* **Problem to solve**
Take the material below and retype it in full; pictures are left out.

* **Supplied data**
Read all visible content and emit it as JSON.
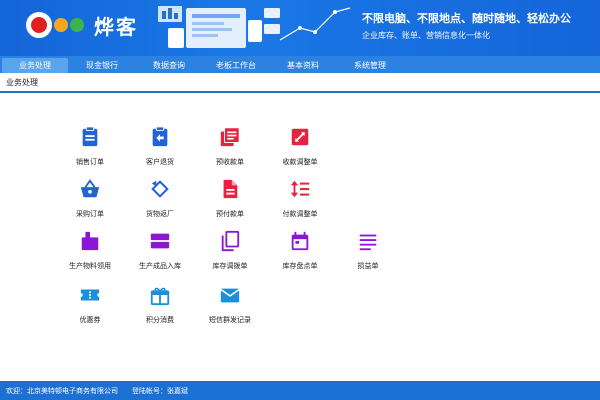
{
  "header": {
    "brand": "烨客",
    "slogan": "不限电脑、不限地点、随时随地、轻松办公",
    "subslogan": "企业库存、账单、营销信息化一体化"
  },
  "nav": {
    "tabs": [
      {
        "label": "业务处理",
        "active": true
      },
      {
        "label": "现金银行",
        "active": false
      },
      {
        "label": "数据查询",
        "active": false
      },
      {
        "label": "老板工作台",
        "active": false
      },
      {
        "label": "基本资料",
        "active": false
      },
      {
        "label": "系统管理",
        "active": false
      }
    ]
  },
  "breadcrumb": "业务处理",
  "tiles": [
    {
      "label": "销售订单",
      "icon": "clipboard-icon",
      "color": "#2463d6"
    },
    {
      "label": "客户退货",
      "icon": "return-arrow-icon",
      "color": "#2463d6"
    },
    {
      "label": "预收款单",
      "icon": "document-stack-icon",
      "color": "#e8213f"
    },
    {
      "label": "收款调整单",
      "icon": "edit-square-icon",
      "color": "#e8213f"
    },
    {
      "label": "采购订单",
      "icon": "basket-icon",
      "color": "#2463d6"
    },
    {
      "label": "货物返厂",
      "icon": "rotate-icon",
      "color": "#2463d6"
    },
    {
      "label": "预付款单",
      "icon": "file-icon",
      "color": "#e8213f"
    },
    {
      "label": "付款调整单",
      "icon": "sort-list-icon",
      "color": "#e8213f"
    },
    {
      "label": "生产物料领用",
      "icon": "pick-material-icon",
      "color": "#8b16d6"
    },
    {
      "label": "生产成品入库",
      "icon": "storage-icon",
      "color": "#8b16d6"
    },
    {
      "label": "库存调拨单",
      "icon": "copy-icon",
      "color": "#8b16d6"
    },
    {
      "label": "库存盘点单",
      "icon": "calendar-icon",
      "color": "#8b16d6"
    },
    {
      "label": "损益单",
      "icon": "lines-icon",
      "color": "#8b16d6"
    },
    {
      "label": "优惠券",
      "icon": "ticket-icon",
      "color": "#1b8fdc"
    },
    {
      "label": "积分消费",
      "icon": "gift-icon",
      "color": "#1b8fdc"
    },
    {
      "label": "短信群发记录",
      "icon": "mail-icon",
      "color": "#1b8fdc"
    }
  ],
  "footer": {
    "welcome": "欢迎：北京美特顿电子商务有限公司",
    "account": "登陆帐号：张嘉斌"
  }
}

* **Complete response**
Read all visible content and emit it as JSON.
{
  "header": {
    "brand": "烨客",
    "slogan": "不限电脑、不限地点、随时随地、轻松办公",
    "subslogan": "企业库存、账单、营销信息化一体化"
  },
  "nav": {
    "tabs": [
      {
        "label": "业务处理",
        "active": true
      },
      {
        "label": "现金银行",
        "active": false
      },
      {
        "label": "数据查询",
        "active": false
      },
      {
        "label": "老板工作台",
        "active": false
      },
      {
        "label": "基本资料",
        "active": false
      },
      {
        "label": "系统管理",
        "active": false
      }
    ]
  },
  "breadcrumb": "业务处理",
  "tiles": [
    {
      "label": "销售订单",
      "icon": "clipboard-icon",
      "color": "#2463d6"
    },
    {
      "label": "客户退货",
      "icon": "return-arrow-icon",
      "color": "#2463d6"
    },
    {
      "label": "预收款单",
      "icon": "document-stack-icon",
      "color": "#e8213f"
    },
    {
      "label": "收款调整单",
      "icon": "edit-square-icon",
      "color": "#e8213f"
    },
    {
      "label": "采购订单",
      "icon": "basket-icon",
      "color": "#2463d6"
    },
    {
      "label": "货物返厂",
      "icon": "rotate-icon",
      "color": "#2463d6"
    },
    {
      "label": "预付款单",
      "icon": "file-icon",
      "color": "#e8213f"
    },
    {
      "label": "付款调整单",
      "icon": "sort-list-icon",
      "color": "#e8213f"
    },
    {
      "label": "生产物料领用",
      "icon": "pick-material-icon",
      "color": "#8b16d6"
    },
    {
      "label": "生产成品入库",
      "icon": "storage-icon",
      "color": "#8b16d6"
    },
    {
      "label": "库存调拨单",
      "icon": "copy-icon",
      "color": "#8b16d6"
    },
    {
      "label": "库存盘点单",
      "icon": "calendar-icon",
      "color": "#8b16d6"
    },
    {
      "label": "损益单",
      "icon": "lines-icon",
      "color": "#8b16d6"
    },
    {
      "label": "优惠券",
      "icon": "ticket-icon",
      "color": "#1b8fdc"
    },
    {
      "label": "积分消费",
      "icon": "gift-icon",
      "color": "#1b8fdc"
    },
    {
      "label": "短信群发记录",
      "icon": "mail-icon",
      "color": "#1b8fdc"
    }
  ],
  "footer": {
    "welcome": "欢迎：北京美特顿电子商务有限公司",
    "account": "登陆帐号：张嘉斌"
  }
}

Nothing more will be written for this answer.